◆ Given text:
=-=-=

But as early as the 1980s Ben was on to his next project — the colonization of space. Ben was, after all, from Southern California, where the aerospace industry was a constant presence. So he began turning to his last major project, how human beings could colonize not the ocean, but the universe. Much of this work took the form of conference papers, grey literature, and book chapters published in places where anthropologists do not normally look. Probably one of the major statements of this period of his career was his small 1992 book From Sea to Space, based on his Macmillan Brown Memorial Lectures at Massey in New Zealand. After the fall of the Berlin Wall, Ben began working on Russian space theorist Konstantin Tsiolkovsky, often collaborating with Mila Finney, his wife.

Ben continued to be of service to UHM as well, serving as chair of the department from 1986 to 1995. His 1994 article “The Other One Third of the Globe” was tremendously influential and widely-taught at UH Mānoa. It gives an overview of the entire history of human settlement of the Pacific from the first voyagers to the Hōkūle‘a, emphasizing the centrality — not the irrelevance — of the Pacific and its people to human history. His under-read 1991 article “The Sin at Awarua” dove into the ‘invention of tradition’ debates of that period, using a detailed account of voyaging in the past and present to disprove that there was something illegitimate or inauthentic about cultural revival in Polynesia.

=-=-=

◆ Extracted information:
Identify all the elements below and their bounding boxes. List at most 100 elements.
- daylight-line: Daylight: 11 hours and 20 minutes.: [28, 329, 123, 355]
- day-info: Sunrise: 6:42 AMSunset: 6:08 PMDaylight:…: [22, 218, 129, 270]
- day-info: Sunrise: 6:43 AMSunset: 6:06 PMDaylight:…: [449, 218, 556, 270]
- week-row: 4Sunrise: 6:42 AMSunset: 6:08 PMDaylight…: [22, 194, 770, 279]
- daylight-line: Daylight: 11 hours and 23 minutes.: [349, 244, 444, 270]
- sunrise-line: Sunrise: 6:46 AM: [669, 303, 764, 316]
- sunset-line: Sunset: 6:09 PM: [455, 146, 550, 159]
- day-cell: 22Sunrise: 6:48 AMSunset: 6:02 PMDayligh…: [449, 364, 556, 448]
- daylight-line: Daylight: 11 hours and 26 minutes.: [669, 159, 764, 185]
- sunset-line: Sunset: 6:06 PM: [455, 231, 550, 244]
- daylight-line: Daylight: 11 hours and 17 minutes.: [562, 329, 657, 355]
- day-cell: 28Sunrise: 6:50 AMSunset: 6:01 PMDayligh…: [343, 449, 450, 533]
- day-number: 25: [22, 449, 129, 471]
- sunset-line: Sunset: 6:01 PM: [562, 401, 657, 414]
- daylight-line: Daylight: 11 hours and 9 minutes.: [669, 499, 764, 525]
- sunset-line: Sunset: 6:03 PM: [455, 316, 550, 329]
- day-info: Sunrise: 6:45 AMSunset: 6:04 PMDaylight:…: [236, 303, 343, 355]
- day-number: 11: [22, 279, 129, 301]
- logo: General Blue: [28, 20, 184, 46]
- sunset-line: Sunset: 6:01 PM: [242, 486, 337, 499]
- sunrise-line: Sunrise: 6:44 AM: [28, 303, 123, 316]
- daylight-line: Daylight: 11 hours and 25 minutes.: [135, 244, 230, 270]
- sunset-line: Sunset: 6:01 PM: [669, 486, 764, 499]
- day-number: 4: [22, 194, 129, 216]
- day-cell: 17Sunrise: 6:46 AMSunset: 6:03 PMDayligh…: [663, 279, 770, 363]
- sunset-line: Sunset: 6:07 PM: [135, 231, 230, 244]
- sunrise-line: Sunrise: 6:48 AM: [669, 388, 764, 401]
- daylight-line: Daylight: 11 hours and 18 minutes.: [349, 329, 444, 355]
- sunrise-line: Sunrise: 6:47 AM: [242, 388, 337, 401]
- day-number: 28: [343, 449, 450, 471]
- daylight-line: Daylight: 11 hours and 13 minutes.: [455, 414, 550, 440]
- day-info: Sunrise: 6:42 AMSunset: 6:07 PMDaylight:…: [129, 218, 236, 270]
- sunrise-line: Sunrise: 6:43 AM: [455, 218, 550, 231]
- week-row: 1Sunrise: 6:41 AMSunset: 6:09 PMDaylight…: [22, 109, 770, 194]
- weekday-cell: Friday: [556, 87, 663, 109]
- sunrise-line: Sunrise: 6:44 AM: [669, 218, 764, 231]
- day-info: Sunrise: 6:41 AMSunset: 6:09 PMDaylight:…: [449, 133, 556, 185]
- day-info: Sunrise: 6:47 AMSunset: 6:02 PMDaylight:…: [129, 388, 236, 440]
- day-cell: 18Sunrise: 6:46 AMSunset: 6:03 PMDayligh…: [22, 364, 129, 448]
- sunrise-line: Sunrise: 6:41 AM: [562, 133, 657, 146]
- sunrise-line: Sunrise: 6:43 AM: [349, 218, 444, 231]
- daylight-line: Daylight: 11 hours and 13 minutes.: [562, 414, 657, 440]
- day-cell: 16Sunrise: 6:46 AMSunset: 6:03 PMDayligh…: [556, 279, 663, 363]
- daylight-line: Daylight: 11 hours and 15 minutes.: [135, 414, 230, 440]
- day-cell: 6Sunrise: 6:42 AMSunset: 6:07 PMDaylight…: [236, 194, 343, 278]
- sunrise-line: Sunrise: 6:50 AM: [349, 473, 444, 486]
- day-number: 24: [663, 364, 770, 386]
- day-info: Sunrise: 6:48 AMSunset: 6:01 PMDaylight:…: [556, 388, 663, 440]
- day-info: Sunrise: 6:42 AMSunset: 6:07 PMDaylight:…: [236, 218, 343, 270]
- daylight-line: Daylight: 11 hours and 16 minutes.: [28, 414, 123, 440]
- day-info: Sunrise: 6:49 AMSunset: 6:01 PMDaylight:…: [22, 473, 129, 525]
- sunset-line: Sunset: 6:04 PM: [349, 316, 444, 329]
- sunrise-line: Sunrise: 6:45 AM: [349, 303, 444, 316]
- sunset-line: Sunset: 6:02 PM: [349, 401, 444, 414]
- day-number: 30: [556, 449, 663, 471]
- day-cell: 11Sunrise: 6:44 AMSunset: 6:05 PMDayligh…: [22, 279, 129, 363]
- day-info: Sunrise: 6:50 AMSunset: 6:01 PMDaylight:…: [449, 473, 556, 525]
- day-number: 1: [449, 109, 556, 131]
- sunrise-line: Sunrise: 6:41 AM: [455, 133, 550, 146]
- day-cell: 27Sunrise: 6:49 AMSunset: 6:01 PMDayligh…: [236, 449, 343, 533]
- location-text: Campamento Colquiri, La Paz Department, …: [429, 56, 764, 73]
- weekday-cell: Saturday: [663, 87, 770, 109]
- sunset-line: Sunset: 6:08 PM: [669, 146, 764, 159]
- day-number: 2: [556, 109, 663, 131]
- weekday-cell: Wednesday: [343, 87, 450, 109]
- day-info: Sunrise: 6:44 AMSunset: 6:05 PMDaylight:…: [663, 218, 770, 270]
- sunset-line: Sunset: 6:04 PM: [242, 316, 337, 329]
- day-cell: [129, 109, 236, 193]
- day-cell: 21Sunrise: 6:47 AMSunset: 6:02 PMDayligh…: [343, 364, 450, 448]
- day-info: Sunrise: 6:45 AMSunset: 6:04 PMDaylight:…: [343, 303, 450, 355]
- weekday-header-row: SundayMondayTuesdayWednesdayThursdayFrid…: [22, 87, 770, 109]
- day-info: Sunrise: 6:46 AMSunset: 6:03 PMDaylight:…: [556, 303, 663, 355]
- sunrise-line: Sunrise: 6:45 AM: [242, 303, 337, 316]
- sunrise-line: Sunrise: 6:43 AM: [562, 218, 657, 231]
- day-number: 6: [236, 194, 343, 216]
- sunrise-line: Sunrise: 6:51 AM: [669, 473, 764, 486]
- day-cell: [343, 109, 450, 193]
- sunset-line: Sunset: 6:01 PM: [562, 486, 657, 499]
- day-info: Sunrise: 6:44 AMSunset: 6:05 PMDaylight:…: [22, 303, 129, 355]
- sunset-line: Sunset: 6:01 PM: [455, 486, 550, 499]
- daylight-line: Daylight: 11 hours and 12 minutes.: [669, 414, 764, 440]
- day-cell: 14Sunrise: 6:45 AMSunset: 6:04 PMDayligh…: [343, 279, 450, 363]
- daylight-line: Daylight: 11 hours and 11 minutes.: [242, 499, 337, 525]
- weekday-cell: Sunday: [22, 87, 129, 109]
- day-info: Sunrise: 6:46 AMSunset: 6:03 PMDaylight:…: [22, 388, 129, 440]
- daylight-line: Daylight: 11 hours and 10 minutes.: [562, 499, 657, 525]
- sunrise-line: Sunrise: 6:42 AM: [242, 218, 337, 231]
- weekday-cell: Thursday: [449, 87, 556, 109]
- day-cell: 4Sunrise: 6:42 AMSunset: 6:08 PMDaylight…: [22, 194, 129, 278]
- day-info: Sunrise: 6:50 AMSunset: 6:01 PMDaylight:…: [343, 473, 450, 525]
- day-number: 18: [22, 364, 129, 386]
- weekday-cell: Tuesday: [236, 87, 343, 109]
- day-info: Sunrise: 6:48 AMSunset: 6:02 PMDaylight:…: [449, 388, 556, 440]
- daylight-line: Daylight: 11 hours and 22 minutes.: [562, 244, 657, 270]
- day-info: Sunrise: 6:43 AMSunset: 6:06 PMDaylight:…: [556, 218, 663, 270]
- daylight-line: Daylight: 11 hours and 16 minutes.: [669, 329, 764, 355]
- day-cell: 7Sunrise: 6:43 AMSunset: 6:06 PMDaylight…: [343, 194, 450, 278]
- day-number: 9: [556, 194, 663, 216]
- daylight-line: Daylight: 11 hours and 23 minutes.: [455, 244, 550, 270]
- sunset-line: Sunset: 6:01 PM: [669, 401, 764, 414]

=-=-=

◆ Exercise tasks:
[1] In the passage on Ben's career, render this sentence in Spanish: "Ben continued to be of service to UHM as well, serving as chair of the department from 1986 to 1995."
[2] Please carry on the passage on Ben's career from its final sentence.
The material has no connection to the passage on Ben's career.

◆ Answers to the tasks:
[1] Ben también siguió prestando servicio a la UHM, como jefe del departamento de 1986 a 1995.

[2]
Ben became emeritus in 2000 but continued to come in to the department regularly. He had the office two doors down from me — he chose it shortly after our building had been built because it had an extra nook in it, which he used as a small private library. I first met him in 2004. He made a big impression — he was tall, lean, and weather-beaten. Laconic but intelligent, you didn’t have to spend much time around him to recognize that his reputation was well-earned. After his stroke, when he finally stopped coming to his office, I inherited his PNG books. I often come across his hand writing in the margins, and they are stuffed full of pieces of paper with hand-written notes on them, drafts of book reviews, and correspondence with publishers and authors.

Ben received many accolades. The UH’s Regent’s Medal for Excellence in Research, the Royal Institute of Navigation Medal, the French University of the Pacific Medal to name a few. In 2012 he was declared a living treasure by the Hongwanji Mission here in Hawai‘i.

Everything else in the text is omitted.